▶ [Work instructions]:
Copy out each line featuring the string "text" from the entries beneath.

>> begin Stored records

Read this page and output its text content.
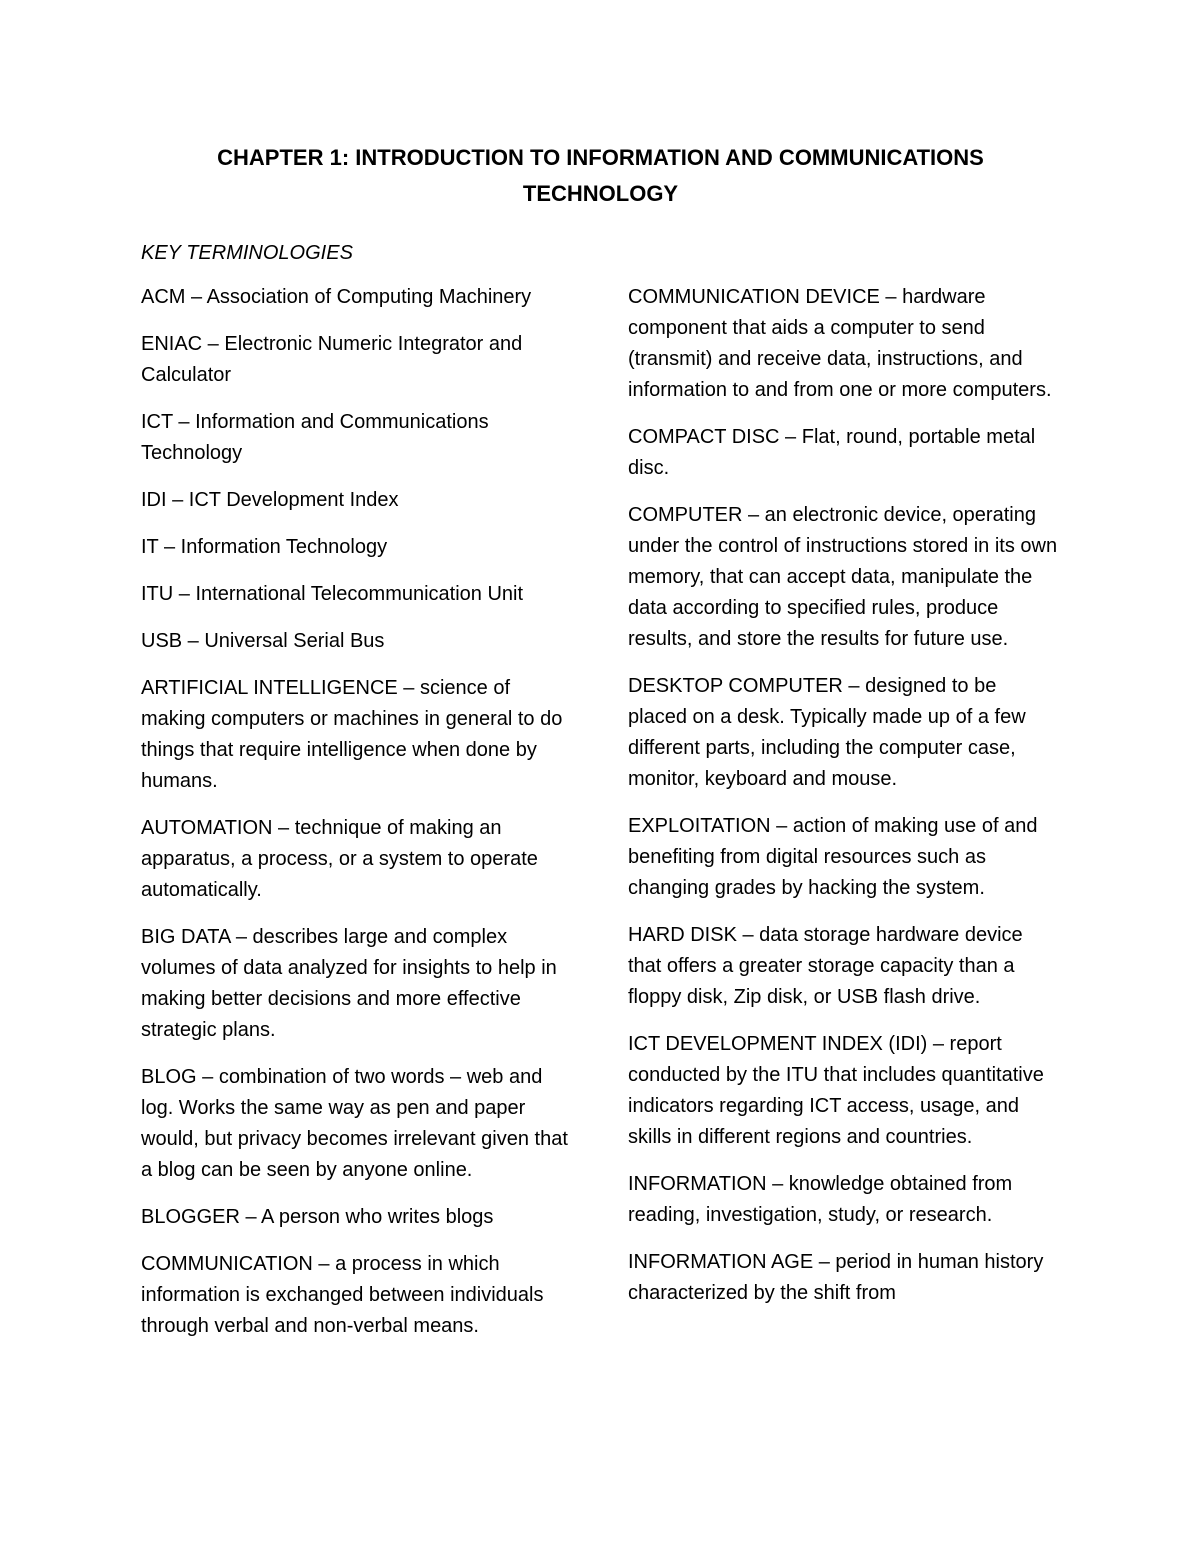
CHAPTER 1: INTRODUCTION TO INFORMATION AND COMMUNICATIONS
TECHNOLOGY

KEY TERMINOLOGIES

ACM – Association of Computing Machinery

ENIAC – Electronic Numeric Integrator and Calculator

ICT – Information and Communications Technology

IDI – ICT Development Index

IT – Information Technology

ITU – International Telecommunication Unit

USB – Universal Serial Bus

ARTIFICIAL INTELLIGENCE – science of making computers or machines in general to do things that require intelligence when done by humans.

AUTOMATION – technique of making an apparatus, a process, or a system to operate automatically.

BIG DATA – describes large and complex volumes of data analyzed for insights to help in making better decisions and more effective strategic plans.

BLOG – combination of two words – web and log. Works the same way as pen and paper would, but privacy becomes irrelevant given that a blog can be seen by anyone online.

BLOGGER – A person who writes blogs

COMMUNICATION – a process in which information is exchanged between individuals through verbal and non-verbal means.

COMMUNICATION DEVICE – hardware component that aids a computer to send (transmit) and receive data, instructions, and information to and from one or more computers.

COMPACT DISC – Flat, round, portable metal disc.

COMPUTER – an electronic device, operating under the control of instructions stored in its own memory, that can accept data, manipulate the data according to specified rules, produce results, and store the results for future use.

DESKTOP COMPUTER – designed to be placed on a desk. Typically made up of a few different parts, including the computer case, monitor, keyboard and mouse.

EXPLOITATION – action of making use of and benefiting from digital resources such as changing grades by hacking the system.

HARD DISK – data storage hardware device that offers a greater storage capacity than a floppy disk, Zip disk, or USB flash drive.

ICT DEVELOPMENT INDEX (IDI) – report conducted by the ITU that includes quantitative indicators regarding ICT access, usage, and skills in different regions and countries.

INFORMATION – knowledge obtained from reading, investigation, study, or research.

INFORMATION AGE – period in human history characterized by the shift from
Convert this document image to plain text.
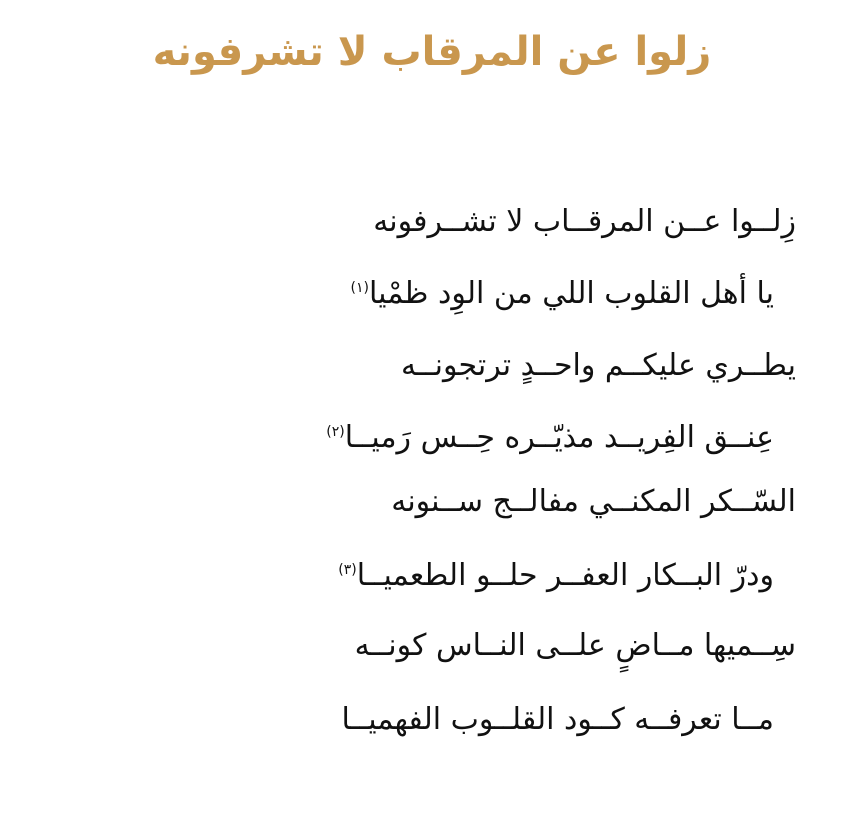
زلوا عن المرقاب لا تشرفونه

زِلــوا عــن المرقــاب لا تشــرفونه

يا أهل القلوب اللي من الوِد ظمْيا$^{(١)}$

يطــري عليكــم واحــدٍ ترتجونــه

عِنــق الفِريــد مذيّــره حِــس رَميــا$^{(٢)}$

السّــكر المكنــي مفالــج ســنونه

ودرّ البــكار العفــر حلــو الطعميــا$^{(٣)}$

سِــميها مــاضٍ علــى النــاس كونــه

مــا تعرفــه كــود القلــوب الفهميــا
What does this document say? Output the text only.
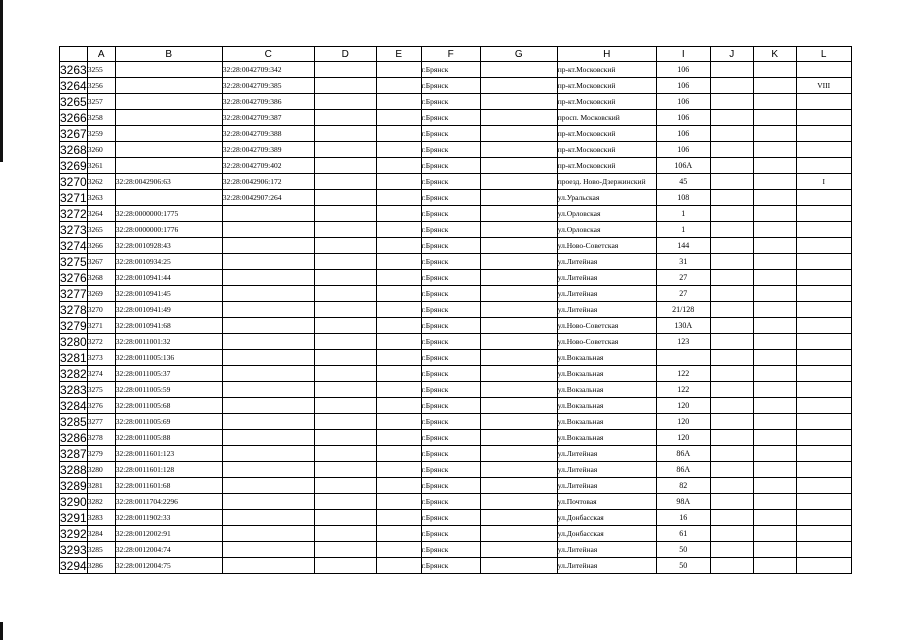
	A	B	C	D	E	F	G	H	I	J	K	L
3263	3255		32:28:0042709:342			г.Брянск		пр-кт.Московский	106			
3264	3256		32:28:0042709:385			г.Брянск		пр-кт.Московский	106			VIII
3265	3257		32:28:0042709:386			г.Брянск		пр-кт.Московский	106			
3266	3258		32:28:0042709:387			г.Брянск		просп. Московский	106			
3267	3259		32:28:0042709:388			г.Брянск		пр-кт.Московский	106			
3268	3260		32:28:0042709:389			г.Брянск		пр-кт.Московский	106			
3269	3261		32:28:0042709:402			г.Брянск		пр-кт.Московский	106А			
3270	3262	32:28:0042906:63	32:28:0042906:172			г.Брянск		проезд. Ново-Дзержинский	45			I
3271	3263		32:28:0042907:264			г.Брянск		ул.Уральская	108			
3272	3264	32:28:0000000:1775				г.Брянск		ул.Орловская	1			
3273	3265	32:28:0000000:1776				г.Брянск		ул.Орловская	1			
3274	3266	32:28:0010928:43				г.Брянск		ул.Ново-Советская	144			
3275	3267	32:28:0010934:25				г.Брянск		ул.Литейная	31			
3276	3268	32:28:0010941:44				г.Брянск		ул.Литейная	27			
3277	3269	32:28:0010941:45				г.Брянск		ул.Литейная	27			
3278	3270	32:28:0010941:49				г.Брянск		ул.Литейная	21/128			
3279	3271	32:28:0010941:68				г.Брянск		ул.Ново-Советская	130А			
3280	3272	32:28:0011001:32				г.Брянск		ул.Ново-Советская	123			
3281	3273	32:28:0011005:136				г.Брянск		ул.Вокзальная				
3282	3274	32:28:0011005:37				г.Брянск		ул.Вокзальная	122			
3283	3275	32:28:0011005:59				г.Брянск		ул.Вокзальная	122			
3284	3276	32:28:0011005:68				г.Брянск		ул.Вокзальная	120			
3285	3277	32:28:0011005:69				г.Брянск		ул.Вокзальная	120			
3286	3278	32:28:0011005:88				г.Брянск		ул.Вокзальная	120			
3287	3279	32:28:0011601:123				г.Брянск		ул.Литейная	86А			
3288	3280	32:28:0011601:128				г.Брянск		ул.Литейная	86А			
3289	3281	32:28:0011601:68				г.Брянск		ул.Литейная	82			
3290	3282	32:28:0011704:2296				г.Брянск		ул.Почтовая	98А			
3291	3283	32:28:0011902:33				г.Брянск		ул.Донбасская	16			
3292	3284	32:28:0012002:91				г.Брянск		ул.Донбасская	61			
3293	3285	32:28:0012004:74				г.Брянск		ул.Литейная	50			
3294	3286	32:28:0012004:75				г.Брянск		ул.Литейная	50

>> end Stored records

▶ [Written response]:
Read this page and output its text content.
Convert this document image to plain text.
What does this document say? Output the text only.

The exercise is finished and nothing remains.